Begin

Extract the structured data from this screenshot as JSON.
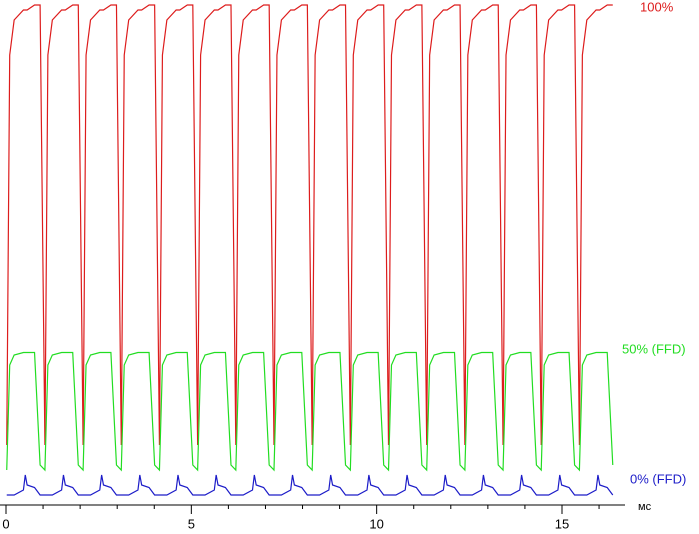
{
  "chart_data": {
    "type": "line",
    "x": [
      0.02,
      0.1,
      0.22,
      0.47,
      0.52,
      0.57,
      0.77,
      0.92,
      1.05,
      1.13,
      1.25,
      1.5,
      1.55,
      1.6,
      1.8,
      1.95,
      2.08,
      2.16,
      2.28,
      2.53,
      2.58,
      2.63,
      2.83,
      2.98,
      3.11,
      3.19,
      3.31,
      3.56,
      3.61,
      3.66,
      3.86,
      4.01,
      4.14,
      4.22,
      4.34,
      4.59,
      4.64,
      4.69,
      4.89,
      5.04,
      5.17,
      5.25,
      5.37,
      5.62,
      5.67,
      5.72,
      5.92,
      6.07,
      6.2,
      6.28,
      6.4,
      6.65,
      6.7,
      6.75,
      6.95,
      7.1,
      7.23,
      7.31,
      7.43,
      7.68,
      7.73,
      7.78,
      7.98,
      8.13,
      8.26,
      8.34,
      8.46,
      8.71,
      8.76,
      8.81,
      9.01,
      9.16,
      9.29,
      9.37,
      9.49,
      9.74,
      9.79,
      9.84,
      10.04,
      10.19,
      10.32,
      10.4,
      10.52,
      10.77,
      10.82,
      10.87,
      11.07,
      11.22,
      11.35,
      11.43,
      11.55,
      11.8,
      11.85,
      11.9,
      12.1,
      12.25,
      12.38,
      12.46,
      12.58,
      12.83,
      12.88,
      12.93,
      13.13,
      13.28,
      13.41,
      13.49,
      13.61,
      13.86,
      13.91,
      13.96,
      14.16,
      14.31,
      14.44,
      14.52,
      14.64,
      14.89,
      14.94,
      14.99,
      15.19,
      15.34,
      15.47,
      15.55,
      15.67,
      15.92,
      15.97,
      16.02,
      16.22,
      16.37
    ],
    "series": [
      {
        "name": "100%",
        "color": "#dd1c1c",
        "values": [
          12,
          90,
          97,
          99,
          99,
          99,
          100,
          100,
          12,
          90,
          97,
          99,
          99,
          99,
          100,
          100,
          12,
          90,
          97,
          99,
          99,
          99,
          100,
          100,
          12,
          90,
          97,
          99,
          99,
          99,
          100,
          100,
          12,
          90,
          97,
          99,
          99,
          99,
          100,
          100,
          12,
          90,
          97,
          99,
          99,
          99,
          100,
          100,
          12,
          90,
          97,
          99,
          99,
          99,
          100,
          100,
          12,
          90,
          97,
          99,
          99,
          99,
          100,
          100,
          12,
          90,
          97,
          99,
          99,
          99,
          100,
          100,
          12,
          90,
          97,
          99,
          99,
          99,
          100,
          100,
          12,
          90,
          97,
          99,
          99,
          99,
          100,
          100,
          12,
          90,
          97,
          99,
          99,
          99,
          100,
          100,
          12,
          90,
          97,
          99,
          99,
          99,
          100,
          100,
          12,
          90,
          97,
          99,
          99,
          99,
          100,
          100,
          12,
          90,
          97,
          99,
          99,
          99,
          100,
          100,
          12,
          90,
          97,
          99,
          99,
          99,
          100,
          100
        ]
      },
      {
        "name": "50% (FFD)",
        "color": "#22dd22",
        "values": [
          7,
          28,
          30,
          30.5,
          30.5,
          30.5,
          30.5,
          8,
          7,
          28,
          30,
          30.5,
          30.5,
          30.5,
          30.5,
          8,
          7,
          28,
          30,
          30.5,
          30.5,
          30.5,
          30.5,
          8,
          7,
          28,
          30,
          30.5,
          30.5,
          30.5,
          30.5,
          8,
          7,
          28,
          30,
          30.5,
          30.5,
          30.5,
          30.5,
          8,
          7,
          28,
          30,
          30.5,
          30.5,
          30.5,
          30.5,
          8,
          7,
          28,
          30,
          30.5,
          30.5,
          30.5,
          30.5,
          8,
          7,
          28,
          30,
          30.5,
          30.5,
          30.5,
          30.5,
          8,
          7,
          28,
          30,
          30.5,
          30.5,
          30.5,
          30.5,
          8,
          7,
          28,
          30,
          30.5,
          30.5,
          30.5,
          30.5,
          8,
          7,
          28,
          30,
          30.5,
          30.5,
          30.5,
          30.5,
          8,
          7,
          28,
          30,
          30.5,
          30.5,
          30.5,
          30.5,
          8,
          7,
          28,
          30,
          30.5,
          30.5,
          30.5,
          30.5,
          8,
          7,
          28,
          30,
          30.5,
          30.5,
          30.5,
          30.5,
          8,
          7,
          28,
          30,
          30.5,
          30.5,
          30.5,
          30.5,
          8,
          7,
          28,
          30,
          30.5,
          30.5,
          30.5,
          30.5,
          8
        ]
      },
      {
        "name": "0% (FFD)",
        "color": "#1c1cc8",
        "values": [
          2,
          2,
          2,
          3,
          6,
          4,
          3.5,
          2,
          2,
          2,
          2,
          3,
          6,
          4,
          3.5,
          2,
          2,
          2,
          2,
          3,
          6,
          4,
          3.5,
          2,
          2,
          2,
          2,
          3,
          6,
          4,
          3.5,
          2,
          2,
          2,
          2,
          3,
          6,
          4,
          3.5,
          2,
          2,
          2,
          2,
          3,
          6,
          4,
          3.5,
          2,
          2,
          2,
          2,
          3,
          6,
          4,
          3.5,
          2,
          2,
          2,
          2,
          3,
          6,
          4,
          3.5,
          2,
          2,
          2,
          2,
          3,
          6,
          4,
          3.5,
          2,
          2,
          2,
          2,
          3,
          6,
          4,
          3.5,
          2,
          2,
          2,
          2,
          3,
          6,
          4,
          3.5,
          2,
          2,
          2,
          2,
          3,
          6,
          4,
          3.5,
          2,
          2,
          2,
          2,
          3,
          6,
          4,
          3.5,
          2,
          2,
          2,
          2,
          3,
          6,
          4,
          3.5,
          2,
          2,
          2,
          2,
          3,
          6,
          4,
          3.5,
          2,
          2,
          2,
          2,
          3,
          6,
          4,
          3.5,
          2
        ]
      }
    ],
    "x_label": "мс",
    "xlim": [
      0,
      16.7
    ],
    "xticks": [
      0,
      5,
      10,
      15
    ],
    "xminorticks": [
      1,
      2,
      3,
      4,
      6,
      7,
      8,
      9,
      11,
      12,
      13,
      14,
      16
    ],
    "ylim": [
      0,
      100
    ]
  }
}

End

Work through the records line by line and tally those with the word "color". Report only the total.

3